THE REQUEST: The entries below should be transcribed in their entirety, exactly as written.

RECORDS SHOWN:
^^^^^^^^^^^^^^^^

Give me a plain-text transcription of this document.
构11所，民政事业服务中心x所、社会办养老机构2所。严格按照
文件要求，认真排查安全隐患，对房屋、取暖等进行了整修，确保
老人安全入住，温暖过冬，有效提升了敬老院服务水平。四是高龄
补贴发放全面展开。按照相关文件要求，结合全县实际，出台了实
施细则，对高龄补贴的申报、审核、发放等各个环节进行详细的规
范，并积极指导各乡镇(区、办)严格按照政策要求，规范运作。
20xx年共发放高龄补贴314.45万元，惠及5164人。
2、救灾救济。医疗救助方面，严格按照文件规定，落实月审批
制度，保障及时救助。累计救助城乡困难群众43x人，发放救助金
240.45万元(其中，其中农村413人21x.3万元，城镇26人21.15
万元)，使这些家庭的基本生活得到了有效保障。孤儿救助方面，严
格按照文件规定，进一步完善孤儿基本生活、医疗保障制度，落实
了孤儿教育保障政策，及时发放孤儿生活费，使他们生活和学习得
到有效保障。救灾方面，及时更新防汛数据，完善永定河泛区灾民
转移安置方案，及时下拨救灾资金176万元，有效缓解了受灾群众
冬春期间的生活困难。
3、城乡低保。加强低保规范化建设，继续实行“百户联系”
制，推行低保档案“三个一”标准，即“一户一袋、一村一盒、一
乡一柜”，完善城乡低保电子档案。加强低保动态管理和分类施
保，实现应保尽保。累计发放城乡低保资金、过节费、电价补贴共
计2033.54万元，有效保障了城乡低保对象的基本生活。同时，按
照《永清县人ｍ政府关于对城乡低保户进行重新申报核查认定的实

^^^^^^^^^^^^^^^^

OUTPUT FOR THIS TASK:
Give me a plain-text transcription of this document.
构11所，民政事业服务中心x所、社会办养老机构2所。严格按照
文件要求，认真排查安全隐患，对房屋、取暖等进行了整修，确保
老人安全入住，温暖过冬，有效提升了敬老院服务水平。四是高龄
补贴发放全面展开。按照相关文件要求，结合全县实际，出台了实
施细则，对高龄补贴的申报、审核、发放等各个环节进行详细的规
范，并积极指导各乡镇(区、办)严格按照政策要求，规范运作。
20xx年共发放高龄补贴314.45万元，惠及5164人。
2、救灾救济。医疗救助方面，严格按照文件规定，落实月审批
制度，保障及时救助。累计救助城乡困难群众43x人，发放救助金
240.45万元(其中，其中农村413人21x.3万元，城镇26人21.15
万元)，使这些家庭的基本生活得到了有效保障。孤儿救助方面，严
格按照文件规定，进一步完善孤儿基本生活、医疗保障制度，落实
了孤儿教育保障政策，及时发放孤儿生活费，使他们生活和学习得
到有效保障。救灾方面，及时更新防汛数据，完善永定河泛区灾民
转移安置方案，及时下拨救灾资金176万元，有效缓解了受灾群众
冬春期间的生活困难。
3、城乡低保。加强低保规范化建设，继续实行“百户联系”
制，推行低保档案“三个一”标准，即“一户一袋、一村一盒、一
乡一柜”，完善城乡低保电子档案。加强低保动态管理和分类施
保，实现应保尽保。累计发放城乡低保资金、过节费、电价补贴共
计2033.54万元，有效保障了城乡低保对象的基本生活。同时，按
照《永清县人ｍ政府关于对城乡低保户进行重新申报核查认定的实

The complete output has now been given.